◆ **REQUIRED TASK**
Copy each line that has the string "icon" somewhere in it.

◆ **SUPPLIED MATERIAL**
◆ ◆ ◆ ◆ ◆

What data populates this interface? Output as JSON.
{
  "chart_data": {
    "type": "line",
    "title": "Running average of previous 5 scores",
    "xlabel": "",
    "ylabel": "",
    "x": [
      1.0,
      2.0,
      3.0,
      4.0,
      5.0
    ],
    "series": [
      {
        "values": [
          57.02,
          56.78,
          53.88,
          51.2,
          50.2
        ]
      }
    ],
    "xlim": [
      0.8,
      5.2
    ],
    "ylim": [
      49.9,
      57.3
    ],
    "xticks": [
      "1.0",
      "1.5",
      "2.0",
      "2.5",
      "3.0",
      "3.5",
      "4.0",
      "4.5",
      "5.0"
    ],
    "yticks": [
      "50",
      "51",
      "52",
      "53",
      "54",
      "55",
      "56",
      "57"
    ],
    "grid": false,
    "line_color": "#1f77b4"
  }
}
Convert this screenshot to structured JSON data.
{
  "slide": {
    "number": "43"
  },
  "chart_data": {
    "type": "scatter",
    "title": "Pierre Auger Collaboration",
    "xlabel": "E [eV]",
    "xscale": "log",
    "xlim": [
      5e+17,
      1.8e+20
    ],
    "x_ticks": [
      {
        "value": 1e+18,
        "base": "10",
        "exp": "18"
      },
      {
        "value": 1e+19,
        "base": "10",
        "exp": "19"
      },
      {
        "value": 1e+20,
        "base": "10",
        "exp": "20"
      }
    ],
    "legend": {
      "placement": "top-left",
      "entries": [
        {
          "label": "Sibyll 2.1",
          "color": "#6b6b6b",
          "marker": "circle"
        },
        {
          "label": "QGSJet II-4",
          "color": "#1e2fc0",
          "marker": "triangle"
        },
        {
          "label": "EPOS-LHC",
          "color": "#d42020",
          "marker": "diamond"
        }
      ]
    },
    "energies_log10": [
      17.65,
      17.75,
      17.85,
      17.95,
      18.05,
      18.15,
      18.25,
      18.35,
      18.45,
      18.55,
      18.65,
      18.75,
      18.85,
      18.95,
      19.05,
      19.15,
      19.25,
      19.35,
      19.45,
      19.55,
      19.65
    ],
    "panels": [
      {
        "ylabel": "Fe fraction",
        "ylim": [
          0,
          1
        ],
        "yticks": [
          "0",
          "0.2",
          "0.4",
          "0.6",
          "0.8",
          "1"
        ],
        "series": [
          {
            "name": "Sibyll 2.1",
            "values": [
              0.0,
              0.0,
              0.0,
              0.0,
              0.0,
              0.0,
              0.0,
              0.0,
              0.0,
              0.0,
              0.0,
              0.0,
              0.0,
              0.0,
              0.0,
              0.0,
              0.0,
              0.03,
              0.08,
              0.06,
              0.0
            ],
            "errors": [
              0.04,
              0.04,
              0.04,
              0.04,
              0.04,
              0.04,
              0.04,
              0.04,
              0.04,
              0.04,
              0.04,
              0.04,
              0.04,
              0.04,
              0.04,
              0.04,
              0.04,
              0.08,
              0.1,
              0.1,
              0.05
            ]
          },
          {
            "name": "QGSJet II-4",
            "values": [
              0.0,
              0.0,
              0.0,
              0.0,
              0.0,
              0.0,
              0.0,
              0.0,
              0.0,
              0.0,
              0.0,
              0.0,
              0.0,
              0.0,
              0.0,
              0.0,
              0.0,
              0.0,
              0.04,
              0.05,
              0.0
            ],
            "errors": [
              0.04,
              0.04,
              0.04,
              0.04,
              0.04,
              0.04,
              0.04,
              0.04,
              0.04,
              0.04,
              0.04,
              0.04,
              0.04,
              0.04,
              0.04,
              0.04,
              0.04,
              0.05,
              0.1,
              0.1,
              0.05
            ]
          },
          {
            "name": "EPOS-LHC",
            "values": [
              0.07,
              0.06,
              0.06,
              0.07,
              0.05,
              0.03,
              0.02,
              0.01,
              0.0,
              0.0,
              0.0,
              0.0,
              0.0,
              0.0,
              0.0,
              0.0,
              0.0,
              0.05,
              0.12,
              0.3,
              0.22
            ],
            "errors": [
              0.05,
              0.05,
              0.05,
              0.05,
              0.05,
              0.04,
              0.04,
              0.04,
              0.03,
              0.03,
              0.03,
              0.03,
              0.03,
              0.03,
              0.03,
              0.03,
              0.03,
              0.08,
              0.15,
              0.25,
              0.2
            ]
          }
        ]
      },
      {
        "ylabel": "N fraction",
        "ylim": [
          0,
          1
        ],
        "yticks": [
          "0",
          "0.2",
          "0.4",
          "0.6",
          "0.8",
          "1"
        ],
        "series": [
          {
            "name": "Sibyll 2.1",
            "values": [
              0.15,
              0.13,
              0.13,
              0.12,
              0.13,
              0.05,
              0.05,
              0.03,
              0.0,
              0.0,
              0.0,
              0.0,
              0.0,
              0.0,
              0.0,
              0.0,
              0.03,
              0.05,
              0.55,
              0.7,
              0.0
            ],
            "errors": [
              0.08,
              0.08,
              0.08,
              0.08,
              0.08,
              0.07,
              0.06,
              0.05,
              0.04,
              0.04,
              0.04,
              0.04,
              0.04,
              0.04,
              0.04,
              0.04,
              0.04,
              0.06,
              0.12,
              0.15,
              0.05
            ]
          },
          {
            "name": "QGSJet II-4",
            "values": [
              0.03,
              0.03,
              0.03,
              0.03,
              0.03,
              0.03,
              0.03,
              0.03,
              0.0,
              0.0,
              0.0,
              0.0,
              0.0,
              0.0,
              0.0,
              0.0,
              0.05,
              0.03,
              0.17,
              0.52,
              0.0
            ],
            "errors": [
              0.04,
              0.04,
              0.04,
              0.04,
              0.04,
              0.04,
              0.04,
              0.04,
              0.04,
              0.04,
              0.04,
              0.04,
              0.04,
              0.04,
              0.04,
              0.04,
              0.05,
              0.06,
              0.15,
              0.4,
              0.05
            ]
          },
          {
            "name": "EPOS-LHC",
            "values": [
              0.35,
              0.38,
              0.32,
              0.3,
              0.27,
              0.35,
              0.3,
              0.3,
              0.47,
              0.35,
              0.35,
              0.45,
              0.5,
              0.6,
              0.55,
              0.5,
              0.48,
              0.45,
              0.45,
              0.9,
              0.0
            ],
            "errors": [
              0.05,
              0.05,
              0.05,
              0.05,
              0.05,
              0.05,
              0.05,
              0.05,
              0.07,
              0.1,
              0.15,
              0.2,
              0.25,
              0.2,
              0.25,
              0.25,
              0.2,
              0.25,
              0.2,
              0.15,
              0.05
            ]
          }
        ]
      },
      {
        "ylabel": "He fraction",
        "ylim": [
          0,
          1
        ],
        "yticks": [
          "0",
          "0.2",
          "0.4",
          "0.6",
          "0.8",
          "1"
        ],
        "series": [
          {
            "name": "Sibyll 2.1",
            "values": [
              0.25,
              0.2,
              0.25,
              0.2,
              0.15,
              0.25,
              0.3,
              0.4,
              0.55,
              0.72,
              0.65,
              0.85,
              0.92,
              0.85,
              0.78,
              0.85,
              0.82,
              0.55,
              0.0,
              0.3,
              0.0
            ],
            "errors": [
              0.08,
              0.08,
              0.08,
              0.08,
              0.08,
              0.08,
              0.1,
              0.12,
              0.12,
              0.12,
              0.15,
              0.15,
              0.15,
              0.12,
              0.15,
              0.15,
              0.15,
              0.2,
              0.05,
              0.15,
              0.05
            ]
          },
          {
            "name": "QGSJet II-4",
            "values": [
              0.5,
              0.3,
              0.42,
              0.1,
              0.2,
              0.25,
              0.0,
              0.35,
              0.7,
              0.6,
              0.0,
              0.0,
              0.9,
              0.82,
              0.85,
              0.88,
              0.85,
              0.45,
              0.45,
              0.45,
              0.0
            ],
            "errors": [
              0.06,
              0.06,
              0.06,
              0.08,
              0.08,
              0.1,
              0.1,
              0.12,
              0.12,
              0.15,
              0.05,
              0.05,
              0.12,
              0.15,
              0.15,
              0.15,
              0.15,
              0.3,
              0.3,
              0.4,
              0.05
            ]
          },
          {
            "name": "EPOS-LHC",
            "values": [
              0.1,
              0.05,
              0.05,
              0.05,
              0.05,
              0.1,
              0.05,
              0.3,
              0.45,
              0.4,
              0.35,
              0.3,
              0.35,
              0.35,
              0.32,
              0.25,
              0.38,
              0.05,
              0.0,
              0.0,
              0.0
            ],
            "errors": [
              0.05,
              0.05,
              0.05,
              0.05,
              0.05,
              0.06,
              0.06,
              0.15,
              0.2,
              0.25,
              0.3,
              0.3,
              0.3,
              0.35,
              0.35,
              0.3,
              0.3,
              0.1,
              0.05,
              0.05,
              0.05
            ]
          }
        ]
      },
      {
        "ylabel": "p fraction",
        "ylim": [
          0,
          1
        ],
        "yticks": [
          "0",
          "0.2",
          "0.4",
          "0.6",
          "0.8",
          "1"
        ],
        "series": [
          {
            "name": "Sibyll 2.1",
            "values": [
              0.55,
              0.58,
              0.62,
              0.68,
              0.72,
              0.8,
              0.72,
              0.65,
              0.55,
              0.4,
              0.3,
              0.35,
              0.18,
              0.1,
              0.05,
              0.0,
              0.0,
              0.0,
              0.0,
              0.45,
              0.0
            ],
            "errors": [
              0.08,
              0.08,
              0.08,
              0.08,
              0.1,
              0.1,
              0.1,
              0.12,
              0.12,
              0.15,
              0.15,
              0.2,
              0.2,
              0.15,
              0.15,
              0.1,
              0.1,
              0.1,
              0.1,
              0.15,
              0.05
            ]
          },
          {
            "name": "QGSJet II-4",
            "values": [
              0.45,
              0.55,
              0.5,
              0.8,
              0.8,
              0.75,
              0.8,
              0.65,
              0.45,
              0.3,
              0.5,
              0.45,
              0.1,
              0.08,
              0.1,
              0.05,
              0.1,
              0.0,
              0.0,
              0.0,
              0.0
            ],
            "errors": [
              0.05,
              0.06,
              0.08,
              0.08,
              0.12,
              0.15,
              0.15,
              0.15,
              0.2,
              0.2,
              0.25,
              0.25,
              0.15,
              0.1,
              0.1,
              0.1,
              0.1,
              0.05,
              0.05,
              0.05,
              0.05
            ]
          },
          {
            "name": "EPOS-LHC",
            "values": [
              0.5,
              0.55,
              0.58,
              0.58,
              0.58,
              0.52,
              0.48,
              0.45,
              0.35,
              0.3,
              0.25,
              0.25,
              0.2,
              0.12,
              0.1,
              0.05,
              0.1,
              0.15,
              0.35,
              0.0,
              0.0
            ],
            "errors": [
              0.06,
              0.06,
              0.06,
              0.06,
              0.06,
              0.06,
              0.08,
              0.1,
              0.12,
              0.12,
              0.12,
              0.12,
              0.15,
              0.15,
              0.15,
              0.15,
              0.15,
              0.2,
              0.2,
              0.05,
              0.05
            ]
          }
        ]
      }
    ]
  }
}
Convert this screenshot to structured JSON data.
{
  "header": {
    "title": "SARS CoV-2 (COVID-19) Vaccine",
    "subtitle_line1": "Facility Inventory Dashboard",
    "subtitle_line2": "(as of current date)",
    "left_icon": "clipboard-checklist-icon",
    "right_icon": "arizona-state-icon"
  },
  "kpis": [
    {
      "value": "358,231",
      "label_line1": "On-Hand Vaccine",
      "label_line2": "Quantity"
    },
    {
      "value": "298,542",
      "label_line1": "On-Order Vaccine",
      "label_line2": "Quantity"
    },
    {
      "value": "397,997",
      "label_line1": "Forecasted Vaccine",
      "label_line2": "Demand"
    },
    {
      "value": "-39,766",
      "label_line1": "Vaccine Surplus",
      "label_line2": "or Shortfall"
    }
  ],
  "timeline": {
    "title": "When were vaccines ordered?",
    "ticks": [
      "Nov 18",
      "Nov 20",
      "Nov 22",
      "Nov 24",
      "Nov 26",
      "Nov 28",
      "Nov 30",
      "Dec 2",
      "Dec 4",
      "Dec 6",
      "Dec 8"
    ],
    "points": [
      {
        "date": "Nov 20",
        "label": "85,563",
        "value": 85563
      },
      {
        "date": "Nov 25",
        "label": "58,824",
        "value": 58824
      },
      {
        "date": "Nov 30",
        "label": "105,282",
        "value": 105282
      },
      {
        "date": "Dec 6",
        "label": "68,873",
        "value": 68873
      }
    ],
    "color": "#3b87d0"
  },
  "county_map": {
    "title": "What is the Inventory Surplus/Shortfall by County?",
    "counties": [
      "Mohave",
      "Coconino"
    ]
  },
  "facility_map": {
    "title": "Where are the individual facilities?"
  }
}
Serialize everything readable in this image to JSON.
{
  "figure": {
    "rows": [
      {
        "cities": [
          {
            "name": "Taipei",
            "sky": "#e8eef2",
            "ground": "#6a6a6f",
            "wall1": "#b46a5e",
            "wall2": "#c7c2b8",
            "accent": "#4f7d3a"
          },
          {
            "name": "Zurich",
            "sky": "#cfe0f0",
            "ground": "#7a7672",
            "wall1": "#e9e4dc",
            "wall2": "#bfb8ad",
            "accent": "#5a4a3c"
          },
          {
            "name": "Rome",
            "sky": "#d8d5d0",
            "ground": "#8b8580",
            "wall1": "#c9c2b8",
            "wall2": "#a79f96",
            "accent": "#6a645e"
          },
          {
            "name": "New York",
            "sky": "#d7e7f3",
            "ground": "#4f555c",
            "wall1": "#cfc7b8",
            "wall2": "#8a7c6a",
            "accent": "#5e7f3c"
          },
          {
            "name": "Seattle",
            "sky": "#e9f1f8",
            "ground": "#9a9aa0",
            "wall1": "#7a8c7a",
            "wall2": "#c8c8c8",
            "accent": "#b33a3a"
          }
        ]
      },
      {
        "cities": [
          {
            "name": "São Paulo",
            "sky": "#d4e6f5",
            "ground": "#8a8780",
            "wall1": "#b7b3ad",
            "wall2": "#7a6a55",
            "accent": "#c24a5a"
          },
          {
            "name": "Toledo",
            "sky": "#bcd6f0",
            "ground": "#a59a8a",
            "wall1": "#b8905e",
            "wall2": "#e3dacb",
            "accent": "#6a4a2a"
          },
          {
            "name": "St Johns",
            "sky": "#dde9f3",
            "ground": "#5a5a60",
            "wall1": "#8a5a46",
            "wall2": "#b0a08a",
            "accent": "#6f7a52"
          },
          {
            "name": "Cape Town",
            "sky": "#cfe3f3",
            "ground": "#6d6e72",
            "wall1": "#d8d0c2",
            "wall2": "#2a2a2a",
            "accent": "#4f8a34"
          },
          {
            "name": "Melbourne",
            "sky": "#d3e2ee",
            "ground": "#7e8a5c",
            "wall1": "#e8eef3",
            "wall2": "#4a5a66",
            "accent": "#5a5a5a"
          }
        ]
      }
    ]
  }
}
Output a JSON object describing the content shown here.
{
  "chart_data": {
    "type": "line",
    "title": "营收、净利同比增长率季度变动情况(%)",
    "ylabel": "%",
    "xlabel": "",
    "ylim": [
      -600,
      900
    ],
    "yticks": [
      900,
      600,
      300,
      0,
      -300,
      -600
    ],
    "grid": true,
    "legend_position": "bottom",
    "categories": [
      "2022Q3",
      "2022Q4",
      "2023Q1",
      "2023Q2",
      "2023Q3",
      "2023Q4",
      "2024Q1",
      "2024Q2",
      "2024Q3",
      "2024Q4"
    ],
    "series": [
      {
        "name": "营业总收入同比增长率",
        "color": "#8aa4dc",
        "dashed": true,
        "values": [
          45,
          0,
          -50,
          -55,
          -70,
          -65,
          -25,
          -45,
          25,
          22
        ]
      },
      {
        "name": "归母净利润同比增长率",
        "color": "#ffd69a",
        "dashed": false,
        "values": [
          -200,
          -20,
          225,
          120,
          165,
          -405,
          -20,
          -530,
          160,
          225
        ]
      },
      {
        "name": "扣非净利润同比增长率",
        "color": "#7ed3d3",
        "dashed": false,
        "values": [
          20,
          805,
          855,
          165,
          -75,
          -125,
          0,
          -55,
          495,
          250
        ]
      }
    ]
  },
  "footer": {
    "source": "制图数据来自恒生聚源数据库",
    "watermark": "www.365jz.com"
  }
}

◆ ◆ ◆ ◆ ◆

◆ **WORKED SOLUTION**
    "left_icon": "clipboard-checklist-icon",
    "right_icon": "arizona-state-icon"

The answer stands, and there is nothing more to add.